EXERCISE DESCRIPTION: Look below. Copy each line that has "this" in it.

● ● ● ● ●

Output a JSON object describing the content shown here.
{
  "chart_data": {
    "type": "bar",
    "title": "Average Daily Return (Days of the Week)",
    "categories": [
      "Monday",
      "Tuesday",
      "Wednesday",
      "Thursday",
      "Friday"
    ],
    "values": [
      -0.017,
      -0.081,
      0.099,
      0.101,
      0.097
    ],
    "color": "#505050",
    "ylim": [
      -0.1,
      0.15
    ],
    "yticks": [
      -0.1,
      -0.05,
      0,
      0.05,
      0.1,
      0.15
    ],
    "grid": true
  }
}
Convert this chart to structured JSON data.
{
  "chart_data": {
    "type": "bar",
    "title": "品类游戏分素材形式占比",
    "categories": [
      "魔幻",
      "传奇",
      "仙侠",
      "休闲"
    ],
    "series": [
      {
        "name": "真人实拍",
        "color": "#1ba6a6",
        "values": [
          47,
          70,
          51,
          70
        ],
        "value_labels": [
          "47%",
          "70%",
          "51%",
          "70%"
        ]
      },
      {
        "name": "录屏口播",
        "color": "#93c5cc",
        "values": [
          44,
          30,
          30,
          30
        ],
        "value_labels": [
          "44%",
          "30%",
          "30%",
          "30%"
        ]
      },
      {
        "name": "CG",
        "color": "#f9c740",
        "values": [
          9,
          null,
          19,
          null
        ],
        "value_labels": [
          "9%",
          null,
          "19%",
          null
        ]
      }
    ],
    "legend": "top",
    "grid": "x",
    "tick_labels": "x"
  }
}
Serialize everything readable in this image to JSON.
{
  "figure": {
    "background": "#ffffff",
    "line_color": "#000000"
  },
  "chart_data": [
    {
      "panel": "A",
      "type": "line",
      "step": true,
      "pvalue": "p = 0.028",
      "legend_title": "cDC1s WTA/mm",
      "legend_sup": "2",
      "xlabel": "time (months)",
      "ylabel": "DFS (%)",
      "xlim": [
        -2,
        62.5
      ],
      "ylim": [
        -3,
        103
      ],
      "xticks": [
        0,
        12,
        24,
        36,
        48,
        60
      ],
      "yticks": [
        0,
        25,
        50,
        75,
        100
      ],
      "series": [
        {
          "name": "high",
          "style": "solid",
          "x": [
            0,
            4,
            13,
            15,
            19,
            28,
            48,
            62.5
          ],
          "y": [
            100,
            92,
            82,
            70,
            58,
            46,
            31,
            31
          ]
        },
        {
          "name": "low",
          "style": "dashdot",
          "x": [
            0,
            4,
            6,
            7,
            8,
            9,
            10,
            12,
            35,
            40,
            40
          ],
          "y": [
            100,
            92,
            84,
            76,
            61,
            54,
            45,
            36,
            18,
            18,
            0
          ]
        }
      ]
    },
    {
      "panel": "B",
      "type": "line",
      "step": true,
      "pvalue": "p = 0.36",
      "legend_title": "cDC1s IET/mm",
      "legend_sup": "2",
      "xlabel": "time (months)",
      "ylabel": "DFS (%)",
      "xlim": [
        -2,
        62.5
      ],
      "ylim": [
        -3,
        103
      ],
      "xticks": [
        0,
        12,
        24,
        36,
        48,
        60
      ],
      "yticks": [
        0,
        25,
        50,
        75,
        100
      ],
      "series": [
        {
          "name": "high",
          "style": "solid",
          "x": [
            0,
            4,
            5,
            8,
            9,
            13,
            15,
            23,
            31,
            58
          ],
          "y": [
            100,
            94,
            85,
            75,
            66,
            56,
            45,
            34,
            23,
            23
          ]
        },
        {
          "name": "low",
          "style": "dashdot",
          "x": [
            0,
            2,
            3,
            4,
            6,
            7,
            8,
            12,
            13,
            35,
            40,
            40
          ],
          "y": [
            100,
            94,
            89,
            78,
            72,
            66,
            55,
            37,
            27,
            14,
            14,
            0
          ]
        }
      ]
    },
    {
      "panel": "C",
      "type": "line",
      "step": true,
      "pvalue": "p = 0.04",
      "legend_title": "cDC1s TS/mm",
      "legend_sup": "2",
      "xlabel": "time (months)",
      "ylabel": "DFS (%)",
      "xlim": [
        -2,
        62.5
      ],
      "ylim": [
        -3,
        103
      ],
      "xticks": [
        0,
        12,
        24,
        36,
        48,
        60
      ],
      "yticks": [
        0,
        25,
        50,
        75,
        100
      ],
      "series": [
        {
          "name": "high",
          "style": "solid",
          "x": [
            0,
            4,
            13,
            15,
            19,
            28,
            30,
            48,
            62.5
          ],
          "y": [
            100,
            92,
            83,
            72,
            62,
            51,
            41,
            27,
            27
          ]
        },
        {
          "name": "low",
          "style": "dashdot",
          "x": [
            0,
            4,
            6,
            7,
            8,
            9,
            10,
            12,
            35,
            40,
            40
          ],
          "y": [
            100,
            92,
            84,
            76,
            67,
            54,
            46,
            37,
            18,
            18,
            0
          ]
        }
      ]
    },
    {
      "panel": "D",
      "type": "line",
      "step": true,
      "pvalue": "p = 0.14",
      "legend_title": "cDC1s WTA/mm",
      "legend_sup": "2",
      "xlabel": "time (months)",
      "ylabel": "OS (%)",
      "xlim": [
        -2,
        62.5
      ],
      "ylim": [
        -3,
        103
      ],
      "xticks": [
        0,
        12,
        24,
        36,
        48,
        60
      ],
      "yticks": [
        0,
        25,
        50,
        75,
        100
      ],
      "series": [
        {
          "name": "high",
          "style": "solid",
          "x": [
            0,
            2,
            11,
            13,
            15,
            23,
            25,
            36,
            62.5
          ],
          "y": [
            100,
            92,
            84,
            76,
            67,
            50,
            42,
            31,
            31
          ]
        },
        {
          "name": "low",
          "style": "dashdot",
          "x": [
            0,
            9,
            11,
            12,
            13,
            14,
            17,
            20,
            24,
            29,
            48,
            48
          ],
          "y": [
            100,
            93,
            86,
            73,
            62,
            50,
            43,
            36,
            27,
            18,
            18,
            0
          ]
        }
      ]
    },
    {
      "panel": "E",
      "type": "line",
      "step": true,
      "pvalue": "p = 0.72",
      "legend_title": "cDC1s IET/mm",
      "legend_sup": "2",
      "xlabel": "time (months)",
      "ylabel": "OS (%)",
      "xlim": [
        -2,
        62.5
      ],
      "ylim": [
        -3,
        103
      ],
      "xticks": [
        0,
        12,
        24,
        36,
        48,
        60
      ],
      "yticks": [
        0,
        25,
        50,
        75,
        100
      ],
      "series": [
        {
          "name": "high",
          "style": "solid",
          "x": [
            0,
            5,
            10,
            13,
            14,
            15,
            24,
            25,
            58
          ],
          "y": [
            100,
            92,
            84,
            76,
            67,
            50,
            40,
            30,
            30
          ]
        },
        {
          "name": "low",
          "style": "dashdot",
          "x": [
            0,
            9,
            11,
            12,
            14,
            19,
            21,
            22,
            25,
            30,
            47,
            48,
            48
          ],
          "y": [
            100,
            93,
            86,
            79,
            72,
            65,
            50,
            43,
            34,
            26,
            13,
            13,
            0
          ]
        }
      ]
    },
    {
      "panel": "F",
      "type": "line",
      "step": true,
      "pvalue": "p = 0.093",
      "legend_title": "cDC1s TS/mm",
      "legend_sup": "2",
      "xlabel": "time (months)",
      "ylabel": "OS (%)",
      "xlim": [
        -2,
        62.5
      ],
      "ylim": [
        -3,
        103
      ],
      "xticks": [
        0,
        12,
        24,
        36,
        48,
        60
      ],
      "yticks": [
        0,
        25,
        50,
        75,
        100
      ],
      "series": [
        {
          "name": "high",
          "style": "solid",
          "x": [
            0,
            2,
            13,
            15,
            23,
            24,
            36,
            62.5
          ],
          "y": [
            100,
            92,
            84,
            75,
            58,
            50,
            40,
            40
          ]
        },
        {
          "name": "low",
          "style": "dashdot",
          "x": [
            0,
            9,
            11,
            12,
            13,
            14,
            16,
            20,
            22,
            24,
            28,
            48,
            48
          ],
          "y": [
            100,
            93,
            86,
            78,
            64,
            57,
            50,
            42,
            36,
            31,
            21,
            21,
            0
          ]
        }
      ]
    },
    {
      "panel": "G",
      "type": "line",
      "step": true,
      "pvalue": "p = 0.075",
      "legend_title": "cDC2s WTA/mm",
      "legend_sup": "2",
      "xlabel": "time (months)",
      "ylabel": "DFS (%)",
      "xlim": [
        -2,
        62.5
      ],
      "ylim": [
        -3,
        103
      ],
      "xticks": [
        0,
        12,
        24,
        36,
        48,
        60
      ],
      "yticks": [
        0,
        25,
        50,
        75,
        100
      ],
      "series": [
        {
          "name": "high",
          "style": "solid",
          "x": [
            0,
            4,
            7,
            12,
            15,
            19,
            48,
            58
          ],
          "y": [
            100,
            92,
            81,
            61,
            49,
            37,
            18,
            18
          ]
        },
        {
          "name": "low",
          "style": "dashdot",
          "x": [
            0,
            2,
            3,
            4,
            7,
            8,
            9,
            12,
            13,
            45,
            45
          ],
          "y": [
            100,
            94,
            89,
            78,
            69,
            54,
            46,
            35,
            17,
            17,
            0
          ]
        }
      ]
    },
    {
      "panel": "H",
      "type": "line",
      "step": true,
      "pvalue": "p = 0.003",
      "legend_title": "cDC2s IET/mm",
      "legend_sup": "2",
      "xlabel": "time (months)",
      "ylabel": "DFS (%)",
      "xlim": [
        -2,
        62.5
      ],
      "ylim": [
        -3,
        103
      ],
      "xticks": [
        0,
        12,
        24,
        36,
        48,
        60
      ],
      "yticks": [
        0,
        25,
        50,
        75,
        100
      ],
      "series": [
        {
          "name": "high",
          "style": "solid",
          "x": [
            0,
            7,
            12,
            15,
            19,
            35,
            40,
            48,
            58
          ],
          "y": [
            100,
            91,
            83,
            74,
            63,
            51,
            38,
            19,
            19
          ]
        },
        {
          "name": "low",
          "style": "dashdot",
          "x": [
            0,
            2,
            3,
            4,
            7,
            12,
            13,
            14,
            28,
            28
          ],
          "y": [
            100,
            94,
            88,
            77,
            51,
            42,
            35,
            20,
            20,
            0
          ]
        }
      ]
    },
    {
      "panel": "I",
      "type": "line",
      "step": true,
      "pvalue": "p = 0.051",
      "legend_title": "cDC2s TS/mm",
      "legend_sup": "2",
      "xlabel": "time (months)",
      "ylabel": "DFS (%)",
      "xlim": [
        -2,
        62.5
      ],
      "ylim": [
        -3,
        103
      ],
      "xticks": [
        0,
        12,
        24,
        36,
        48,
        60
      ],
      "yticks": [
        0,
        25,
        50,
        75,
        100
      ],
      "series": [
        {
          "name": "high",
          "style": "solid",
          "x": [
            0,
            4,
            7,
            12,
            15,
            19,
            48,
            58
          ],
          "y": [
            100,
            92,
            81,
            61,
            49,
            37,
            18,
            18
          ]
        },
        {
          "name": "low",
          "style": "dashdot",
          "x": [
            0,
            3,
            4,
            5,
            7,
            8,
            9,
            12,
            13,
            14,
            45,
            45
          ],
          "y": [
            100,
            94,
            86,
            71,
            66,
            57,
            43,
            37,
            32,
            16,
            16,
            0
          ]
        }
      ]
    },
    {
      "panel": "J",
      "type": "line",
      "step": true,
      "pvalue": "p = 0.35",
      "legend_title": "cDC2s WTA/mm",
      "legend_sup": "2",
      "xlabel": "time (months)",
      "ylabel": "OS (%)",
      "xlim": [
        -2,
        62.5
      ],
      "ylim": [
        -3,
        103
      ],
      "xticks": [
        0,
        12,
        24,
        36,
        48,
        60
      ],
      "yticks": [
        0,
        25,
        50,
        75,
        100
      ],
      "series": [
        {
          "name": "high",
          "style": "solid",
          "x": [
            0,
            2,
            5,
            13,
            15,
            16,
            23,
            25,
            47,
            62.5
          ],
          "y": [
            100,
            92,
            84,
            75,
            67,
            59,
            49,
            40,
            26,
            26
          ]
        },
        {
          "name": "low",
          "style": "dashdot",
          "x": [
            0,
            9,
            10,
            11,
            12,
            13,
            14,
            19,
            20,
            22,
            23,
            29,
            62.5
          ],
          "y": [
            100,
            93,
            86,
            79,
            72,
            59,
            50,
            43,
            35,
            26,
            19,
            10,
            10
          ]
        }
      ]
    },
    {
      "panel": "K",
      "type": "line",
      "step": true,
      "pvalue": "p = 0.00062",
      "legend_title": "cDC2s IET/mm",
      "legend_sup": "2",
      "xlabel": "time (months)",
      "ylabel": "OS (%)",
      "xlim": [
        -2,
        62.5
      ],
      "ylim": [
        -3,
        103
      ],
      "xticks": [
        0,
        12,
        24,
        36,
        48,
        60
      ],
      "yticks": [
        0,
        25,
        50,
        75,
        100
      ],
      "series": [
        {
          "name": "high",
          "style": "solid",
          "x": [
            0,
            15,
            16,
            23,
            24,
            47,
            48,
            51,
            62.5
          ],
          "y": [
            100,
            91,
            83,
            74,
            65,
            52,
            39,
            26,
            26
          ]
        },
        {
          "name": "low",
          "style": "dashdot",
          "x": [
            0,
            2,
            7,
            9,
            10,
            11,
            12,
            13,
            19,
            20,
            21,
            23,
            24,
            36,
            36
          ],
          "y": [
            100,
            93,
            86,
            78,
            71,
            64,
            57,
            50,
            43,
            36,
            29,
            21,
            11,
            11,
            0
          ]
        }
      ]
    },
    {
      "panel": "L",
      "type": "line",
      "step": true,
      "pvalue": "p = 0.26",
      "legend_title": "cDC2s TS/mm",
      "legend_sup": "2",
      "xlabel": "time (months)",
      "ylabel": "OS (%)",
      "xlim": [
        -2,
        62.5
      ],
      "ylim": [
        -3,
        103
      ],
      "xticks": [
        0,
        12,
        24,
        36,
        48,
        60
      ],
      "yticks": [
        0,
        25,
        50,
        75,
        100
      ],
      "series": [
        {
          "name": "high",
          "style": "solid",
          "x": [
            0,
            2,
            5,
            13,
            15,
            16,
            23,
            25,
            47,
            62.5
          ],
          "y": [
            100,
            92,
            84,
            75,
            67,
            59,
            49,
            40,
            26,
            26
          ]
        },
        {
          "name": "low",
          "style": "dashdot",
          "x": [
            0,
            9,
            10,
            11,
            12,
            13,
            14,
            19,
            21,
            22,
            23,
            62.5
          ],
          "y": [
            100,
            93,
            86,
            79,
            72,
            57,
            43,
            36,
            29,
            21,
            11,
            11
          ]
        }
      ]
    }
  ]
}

● ● ● ● ●

OUTPUT BELOW:
Convert this chart to structured JSON data.
Serialize everything readable in this image to JSON.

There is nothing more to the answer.